■ **What you have to do**: Output the material below in full, exactly as it is.

— begin —

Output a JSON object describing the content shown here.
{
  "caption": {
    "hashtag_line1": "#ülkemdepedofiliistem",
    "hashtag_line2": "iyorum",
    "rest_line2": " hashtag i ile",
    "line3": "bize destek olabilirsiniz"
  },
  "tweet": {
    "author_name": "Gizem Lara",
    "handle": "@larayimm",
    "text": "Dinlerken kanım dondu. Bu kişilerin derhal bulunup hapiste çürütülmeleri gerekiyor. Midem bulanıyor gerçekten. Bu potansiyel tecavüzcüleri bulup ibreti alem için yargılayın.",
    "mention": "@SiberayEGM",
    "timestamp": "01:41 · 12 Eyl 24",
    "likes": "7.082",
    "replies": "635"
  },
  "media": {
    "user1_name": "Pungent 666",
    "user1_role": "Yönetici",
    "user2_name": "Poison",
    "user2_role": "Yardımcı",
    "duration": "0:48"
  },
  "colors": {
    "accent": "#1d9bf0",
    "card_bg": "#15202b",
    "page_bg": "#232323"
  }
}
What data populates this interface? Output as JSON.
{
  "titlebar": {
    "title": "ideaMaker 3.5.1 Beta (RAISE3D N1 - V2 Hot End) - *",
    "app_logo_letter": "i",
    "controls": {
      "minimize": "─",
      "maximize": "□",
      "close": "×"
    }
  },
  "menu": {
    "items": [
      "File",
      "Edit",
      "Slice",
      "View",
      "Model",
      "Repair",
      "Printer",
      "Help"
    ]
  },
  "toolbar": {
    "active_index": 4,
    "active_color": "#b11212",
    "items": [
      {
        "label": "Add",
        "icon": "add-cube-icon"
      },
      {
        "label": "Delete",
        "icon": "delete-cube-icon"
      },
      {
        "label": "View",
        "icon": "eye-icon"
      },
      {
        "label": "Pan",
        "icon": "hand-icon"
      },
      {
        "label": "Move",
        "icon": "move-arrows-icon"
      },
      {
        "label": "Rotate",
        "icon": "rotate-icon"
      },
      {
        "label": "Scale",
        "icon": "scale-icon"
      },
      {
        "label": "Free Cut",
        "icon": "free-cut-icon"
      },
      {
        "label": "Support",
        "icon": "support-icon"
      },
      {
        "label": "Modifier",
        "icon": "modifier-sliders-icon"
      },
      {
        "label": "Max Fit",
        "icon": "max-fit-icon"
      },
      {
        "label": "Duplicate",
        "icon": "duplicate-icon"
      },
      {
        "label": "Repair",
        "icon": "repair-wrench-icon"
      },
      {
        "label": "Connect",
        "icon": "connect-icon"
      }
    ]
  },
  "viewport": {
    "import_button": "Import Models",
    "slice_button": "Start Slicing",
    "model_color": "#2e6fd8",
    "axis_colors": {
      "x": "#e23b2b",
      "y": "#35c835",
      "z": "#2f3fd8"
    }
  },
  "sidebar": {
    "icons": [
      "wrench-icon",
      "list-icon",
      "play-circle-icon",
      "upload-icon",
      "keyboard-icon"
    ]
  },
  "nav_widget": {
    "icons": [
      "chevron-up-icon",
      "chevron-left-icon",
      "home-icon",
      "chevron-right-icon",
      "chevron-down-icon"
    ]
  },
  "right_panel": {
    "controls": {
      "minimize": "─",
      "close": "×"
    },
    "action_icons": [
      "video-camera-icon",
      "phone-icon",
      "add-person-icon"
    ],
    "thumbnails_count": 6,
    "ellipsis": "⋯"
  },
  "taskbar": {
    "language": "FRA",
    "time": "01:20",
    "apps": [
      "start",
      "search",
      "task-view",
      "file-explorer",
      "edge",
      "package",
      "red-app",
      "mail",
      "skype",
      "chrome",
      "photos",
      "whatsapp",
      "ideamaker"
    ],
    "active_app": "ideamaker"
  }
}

— end —

■ **Complete output**:
Output a JSON object describing the content shown here.
{
  "caption": {
    "hashtag_line1": "#ülkemdepedofiliistem",
    "hashtag_line2": "iyorum",
    "rest_line2": " hashtag i ile",
    "line3": "bize destek olabilirsiniz"
  },
  "tweet": {
    "author_name": "Gizem Lara",
    "handle": "@larayimm",
    "text": "Dinlerken kanım dondu. Bu kişilerin derhal bulunup hapiste çürütülmeleri gerekiyor. Midem bulanıyor gerçekten. Bu potansiyel tecavüzcüleri bulup ibreti alem için yargılayın.",
    "mention": "@SiberayEGM",
    "timestamp": "01:41 · 12 Eyl 24",
    "likes": "7.082",
    "replies": "635"
  },
  "media": {
    "user1_name": "Pungent 666",
    "user1_role": "Yönetici",
    "user2_name": "Poison",
    "user2_role": "Yardımcı",
    "duration": "0:48"
  },
  "colors": {
    "accent": "#1d9bf0",
    "card_bg": "#15202b",
    "page_bg": "#232323"
  }
}
What data populates this interface? Output as JSON.
{
  "titlebar": {
    "title": "ideaMaker 3.5.1 Beta (RAISE3D N1 - V2 Hot End) - *",
    "app_logo_letter": "i",
    "controls": {
      "minimize": "─",
      "maximize": "□",
      "close": "×"
    }
  },
  "menu": {
    "items": [
      "File",
      "Edit",
      "Slice",
      "View",
      "Model",
      "Repair",
      "Printer",
      "Help"
    ]
  },
  "toolbar": {
    "active_index": 4,
    "active_color": "#b11212",
    "items": [
      {
        "label": "Add",
        "icon": "add-cube-icon"
      },
      {
        "label": "Delete",
        "icon": "delete-cube-icon"
      },
      {
        "label": "View",
        "icon": "eye-icon"
      },
      {
        "label": "Pan",
        "icon": "hand-icon"
      },
      {
        "label": "Move",
        "icon": "move-arrows-icon"
      },
      {
        "label": "Rotate",
        "icon": "rotate-icon"
      },
      {
        "label": "Scale",
        "icon": "scale-icon"
      },
      {
        "label": "Free Cut",
        "icon": "free-cut-icon"
      },
      {
        "label": "Support",
        "icon": "support-icon"
      },
      {
        "label": "Modifier",
        "icon": "modifier-sliders-icon"
      },
      {
        "label": "Max Fit",
        "icon": "max-fit-icon"
      },
      {
        "label": "Duplicate",
        "icon": "duplicate-icon"
      },
      {
        "label": "Repair",
        "icon": "repair-wrench-icon"
      },
      {
        "label": "Connect",
        "icon": "connect-icon"
      }
    ]
  },
  "viewport": {
    "import_button": "Import Models",
    "slice_button": "Start Slicing",
    "model_color": "#2e6fd8",
    "axis_colors": {
      "x": "#e23b2b",
      "y": "#35c835",
      "z": "#2f3fd8"
    }
  },
  "sidebar": {
    "icons": [
      "wrench-icon",
      "list-icon",
      "play-circle-icon",
      "upload-icon",
      "keyboard-icon"
    ]
  },
  "nav_widget": {
    "icons": [
      "chevron-up-icon",
      "chevron-left-icon",
      "home-icon",
      "chevron-right-icon",
      "chevron-down-icon"
    ]
  },
  "right_panel": {
    "controls": {
      "minimize": "─",
      "close": "×"
    },
    "action_icons": [
      "video-camera-icon",
      "phone-icon",
      "add-person-icon"
    ],
    "thumbnails_count": 6,
    "ellipsis": "⋯"
  },
  "taskbar": {
    "language": "FRA",
    "time": "01:20",
    "apps": [
      "start",
      "search",
      "task-view",
      "file-explorer",
      "edge",
      "package",
      "red-app",
      "mail",
      "skype",
      "chrome",
      "photos",
      "whatsapp",
      "ideamaker"
    ],
    "active_app": "ideamaker"
  }
}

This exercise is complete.